Document extract:
This sequence of events is suspect. Kenya’s reputation as a money-laundering hotspot is well documented, and the government has been under considerable pressure from the United States government to clean up for a long time. One of the deals underpinning the Jubilee government’s rapprochement with President Obama was a commitment to join the Egmont Group, a multinational collaborative platform for combating money laundering and terrorism financing. The 2019 International Narcotics Control Strategy Report submitted to the United States Congress by the country’s Bureau of International Narcotics and Law Enforcement Affairs notes that “despite some progress, Kenya has not fulfilled all of its commitments to join the Egmont Group.”

For a government that has earned a reputation for its lackadaisical approach to matters corruption—other than those of its political enemies, that is—the resolute assault it has launched on the sports betting companies is intriguing. According to media reports, it was triggered by the Betting and Licensing Control Board writing to the Financial Reporting Centre asking for an investigation into money laundering in the industry.

The point here is that it is difficult to believe—given America’s intense interest in this matter—that the betting industry has not been on the government’s anti-money laundering radar all along, especially because some of the industry’s foreign investors have been cited in connection with money laundering by the American government. This being the case, it stands to reason that the government could have opened an anti-money laundering investigation on the betting companies without much ado. Few would have been surprised. And it is quite unusual for sanctions to be meted out as part of an investigation, because as far as we know, there is as yet no determination that individual betting companies have been found culpable. Even money-launderers who are operating legally are entitled to due process.

It becomes even more confounding when the government speaks from both sides of the mouth. President Uhuru Kenyatta has been quoted maintaining that the investigation is purely a tax compliance matter: “Some betting firms have been hoarding taxes but we have managed to push them to pay and we will continue doing so. Those in the betting companies are our friends but we have to agree the government must get its rightful share to build cultural centres and other developments.” It is noteworthy that among the local investors profiled since the onslaught began are prominent establishment figures who featured prominently in Jubilee election campaign financing.

Assigned task:
Summarize the text on Kenya's crackdown on sports betting companies in two sentences. The items are unrelated to the text.

Stored data:
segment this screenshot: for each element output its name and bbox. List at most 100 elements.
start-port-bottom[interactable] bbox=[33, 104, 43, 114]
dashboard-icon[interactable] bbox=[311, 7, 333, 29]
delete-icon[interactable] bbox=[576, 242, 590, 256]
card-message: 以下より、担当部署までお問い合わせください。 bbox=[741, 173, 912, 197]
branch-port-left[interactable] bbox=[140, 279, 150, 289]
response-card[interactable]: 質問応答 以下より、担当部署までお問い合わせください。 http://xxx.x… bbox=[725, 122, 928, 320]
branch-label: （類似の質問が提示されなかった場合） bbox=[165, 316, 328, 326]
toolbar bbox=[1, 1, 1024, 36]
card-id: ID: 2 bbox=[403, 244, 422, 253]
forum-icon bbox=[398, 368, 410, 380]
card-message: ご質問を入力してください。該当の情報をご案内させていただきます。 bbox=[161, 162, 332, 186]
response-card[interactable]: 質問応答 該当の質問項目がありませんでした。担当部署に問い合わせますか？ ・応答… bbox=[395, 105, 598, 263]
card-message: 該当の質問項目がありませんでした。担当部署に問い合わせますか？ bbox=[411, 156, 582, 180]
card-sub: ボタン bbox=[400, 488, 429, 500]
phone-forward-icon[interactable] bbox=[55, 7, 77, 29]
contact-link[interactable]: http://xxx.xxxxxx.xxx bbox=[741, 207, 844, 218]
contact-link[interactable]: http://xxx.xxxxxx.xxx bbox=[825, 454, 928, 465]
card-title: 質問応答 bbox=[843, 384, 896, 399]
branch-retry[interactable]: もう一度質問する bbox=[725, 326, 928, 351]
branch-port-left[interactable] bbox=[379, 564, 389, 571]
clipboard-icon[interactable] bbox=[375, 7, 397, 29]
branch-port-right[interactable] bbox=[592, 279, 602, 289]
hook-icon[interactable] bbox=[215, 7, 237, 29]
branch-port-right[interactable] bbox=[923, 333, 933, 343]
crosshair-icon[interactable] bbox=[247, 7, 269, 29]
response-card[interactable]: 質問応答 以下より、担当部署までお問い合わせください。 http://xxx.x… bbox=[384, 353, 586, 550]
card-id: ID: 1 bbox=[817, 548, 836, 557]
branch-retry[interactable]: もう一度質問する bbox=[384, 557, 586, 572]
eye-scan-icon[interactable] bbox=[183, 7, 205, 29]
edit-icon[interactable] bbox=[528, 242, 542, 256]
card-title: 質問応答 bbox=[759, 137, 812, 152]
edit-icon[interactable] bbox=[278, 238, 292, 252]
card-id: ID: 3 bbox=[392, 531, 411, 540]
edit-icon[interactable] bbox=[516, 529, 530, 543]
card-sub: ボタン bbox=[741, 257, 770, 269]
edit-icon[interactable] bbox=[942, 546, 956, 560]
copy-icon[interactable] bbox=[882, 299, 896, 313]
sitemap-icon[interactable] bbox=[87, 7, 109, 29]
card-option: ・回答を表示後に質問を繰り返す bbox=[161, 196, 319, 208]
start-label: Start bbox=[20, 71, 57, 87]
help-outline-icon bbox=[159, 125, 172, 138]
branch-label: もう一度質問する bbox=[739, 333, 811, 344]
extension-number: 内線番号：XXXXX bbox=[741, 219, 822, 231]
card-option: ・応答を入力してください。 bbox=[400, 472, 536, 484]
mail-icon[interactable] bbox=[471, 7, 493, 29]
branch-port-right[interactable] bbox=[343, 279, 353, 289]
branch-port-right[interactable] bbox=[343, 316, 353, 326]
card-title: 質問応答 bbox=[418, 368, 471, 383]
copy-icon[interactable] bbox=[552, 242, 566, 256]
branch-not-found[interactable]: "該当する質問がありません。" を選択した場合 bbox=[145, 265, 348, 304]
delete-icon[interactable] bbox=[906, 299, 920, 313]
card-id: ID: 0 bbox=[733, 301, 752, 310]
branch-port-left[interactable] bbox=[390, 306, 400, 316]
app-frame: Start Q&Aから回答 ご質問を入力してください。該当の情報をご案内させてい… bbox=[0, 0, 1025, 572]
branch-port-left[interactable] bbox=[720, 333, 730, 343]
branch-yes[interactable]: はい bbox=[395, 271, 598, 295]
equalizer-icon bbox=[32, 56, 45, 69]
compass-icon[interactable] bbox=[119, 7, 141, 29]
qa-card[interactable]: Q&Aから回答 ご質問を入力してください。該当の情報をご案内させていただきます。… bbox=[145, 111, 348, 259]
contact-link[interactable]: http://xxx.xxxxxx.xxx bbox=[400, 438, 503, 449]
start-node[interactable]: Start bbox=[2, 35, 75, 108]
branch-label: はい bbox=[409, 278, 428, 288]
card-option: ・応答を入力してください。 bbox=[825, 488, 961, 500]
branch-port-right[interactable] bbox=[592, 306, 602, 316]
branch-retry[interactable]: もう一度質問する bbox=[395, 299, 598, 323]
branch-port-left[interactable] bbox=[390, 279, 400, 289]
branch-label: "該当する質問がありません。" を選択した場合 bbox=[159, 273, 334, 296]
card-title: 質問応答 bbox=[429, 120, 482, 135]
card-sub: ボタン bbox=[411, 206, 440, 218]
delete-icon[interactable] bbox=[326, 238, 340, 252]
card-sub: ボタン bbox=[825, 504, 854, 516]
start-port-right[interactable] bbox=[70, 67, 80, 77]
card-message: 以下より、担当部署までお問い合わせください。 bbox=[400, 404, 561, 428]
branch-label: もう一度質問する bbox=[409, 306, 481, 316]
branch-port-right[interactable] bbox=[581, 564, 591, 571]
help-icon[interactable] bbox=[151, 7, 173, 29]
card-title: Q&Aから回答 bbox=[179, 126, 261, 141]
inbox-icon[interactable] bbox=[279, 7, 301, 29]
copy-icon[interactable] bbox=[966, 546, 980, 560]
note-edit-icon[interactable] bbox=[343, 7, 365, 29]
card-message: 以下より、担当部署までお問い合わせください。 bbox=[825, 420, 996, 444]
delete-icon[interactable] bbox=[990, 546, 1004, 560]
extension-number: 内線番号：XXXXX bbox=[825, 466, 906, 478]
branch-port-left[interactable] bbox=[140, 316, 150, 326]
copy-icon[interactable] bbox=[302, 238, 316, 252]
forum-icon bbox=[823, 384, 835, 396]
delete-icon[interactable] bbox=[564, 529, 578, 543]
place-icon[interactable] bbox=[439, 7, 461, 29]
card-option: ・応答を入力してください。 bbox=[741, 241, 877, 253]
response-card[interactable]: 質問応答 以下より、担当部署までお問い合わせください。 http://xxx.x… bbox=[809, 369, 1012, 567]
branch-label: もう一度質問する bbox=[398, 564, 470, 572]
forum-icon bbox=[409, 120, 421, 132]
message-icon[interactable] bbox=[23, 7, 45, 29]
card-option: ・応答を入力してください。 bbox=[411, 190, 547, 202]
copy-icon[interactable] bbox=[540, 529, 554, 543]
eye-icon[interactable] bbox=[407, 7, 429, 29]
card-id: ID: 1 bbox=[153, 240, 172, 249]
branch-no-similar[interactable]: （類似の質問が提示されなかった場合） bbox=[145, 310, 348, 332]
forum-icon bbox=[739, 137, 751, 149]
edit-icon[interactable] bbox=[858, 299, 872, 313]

Finished exercise:
Kenya's government, long pressed by the United States over money laundering and still short of its commitments to join the Egmont Group, has launched a resolute assault on sports betting companies, reportedly triggered by the Betting and Licensing Control Board asking the Financial Reporting Centre to investigate money laundering in the industry. The text calls this sequence suspect, noting that sanctions have been imposed before any betting company has been found culpable and that President Uhuru Kenyatta has described the investigation as purely a tax compliance matter.